- Stated goal -
All of the records below need to be copied exactly.

◆ ◆ ◆

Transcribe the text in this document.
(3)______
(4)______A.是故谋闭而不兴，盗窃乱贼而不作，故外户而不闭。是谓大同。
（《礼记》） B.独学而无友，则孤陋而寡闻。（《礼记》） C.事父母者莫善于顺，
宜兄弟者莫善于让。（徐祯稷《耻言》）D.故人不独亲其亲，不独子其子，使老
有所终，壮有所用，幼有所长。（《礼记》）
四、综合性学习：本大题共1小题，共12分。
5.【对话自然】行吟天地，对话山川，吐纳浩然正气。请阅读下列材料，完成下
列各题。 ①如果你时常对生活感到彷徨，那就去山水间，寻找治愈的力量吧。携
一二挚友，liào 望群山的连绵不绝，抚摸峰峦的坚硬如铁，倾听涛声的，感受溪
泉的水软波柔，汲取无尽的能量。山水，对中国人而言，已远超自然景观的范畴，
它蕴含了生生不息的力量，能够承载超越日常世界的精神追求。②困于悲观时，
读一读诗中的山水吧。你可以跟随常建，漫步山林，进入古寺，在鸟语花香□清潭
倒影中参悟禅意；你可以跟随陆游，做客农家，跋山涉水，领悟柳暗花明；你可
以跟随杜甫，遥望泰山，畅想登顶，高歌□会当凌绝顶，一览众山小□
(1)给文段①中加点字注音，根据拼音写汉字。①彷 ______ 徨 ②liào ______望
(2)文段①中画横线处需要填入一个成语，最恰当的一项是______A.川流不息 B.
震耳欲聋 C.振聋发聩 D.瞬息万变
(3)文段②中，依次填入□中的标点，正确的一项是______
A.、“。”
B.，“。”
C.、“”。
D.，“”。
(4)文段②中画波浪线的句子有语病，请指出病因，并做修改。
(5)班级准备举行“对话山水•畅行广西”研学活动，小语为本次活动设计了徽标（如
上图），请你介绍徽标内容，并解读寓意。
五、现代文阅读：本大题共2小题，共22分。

◆ ◆ ◆

- Response to the exercise -
Transcribe the text in this document.
(3)______
(4)______A.是故谋闭而不兴，盗窃乱贼而不作，故外户而不闭。是谓大同。
（《礼记》） B.独学而无友，则孤陋而寡闻。（《礼记》） C.事父母者莫善于顺，
宜兄弟者莫善于让。（徐祯稷《耻言》）D.故人不独亲其亲，不独子其子，使老
有所终，壮有所用，幼有所长。（《礼记》）
四、综合性学习：本大题共1小题，共12分。
5.【对话自然】行吟天地，对话山川，吐纳浩然正气。请阅读下列材料，完成下
列各题。 ①如果你时常对生活感到彷徨，那就去山水间，寻找治愈的力量吧。携
一二挚友，liào 望群山的连绵不绝，抚摸峰峦的坚硬如铁，倾听涛声的，感受溪
泉的水软波柔，汲取无尽的能量。山水，对中国人而言，已远超自然景观的范畴，
它蕴含了生生不息的力量，能够承载超越日常世界的精神追求。②困于悲观时，
读一读诗中的山水吧。你可以跟随常建，漫步山林，进入古寺，在鸟语花香□清潭
倒影中参悟禅意；你可以跟随陆游，做客农家，跋山涉水，领悟柳暗花明；你可
以跟随杜甫，遥望泰山，畅想登顶，高歌□会当凌绝顶，一览众山小□
(1)给文段①中加点字注音，根据拼音写汉字。①彷 ______ 徨 ②liào ______望
(2)文段①中画横线处需要填入一个成语，最恰当的一项是______A.川流不息 B.
震耳欲聋 C.振聋发聩 D.瞬息万变
(3)文段②中，依次填入□中的标点，正确的一项是______
A.、“。”
B.，“。”
C.、“”。
D.，“”。
(4)文段②中画波浪线的句子有语病，请指出病因，并做修改。
(5)班级准备举行“对话山水•畅行广西”研学活动，小语为本次活动设计了徽标（如
上图），请你介绍徽标内容，并解读寓意。
五、现代文阅读：本大题共2小题，共22分。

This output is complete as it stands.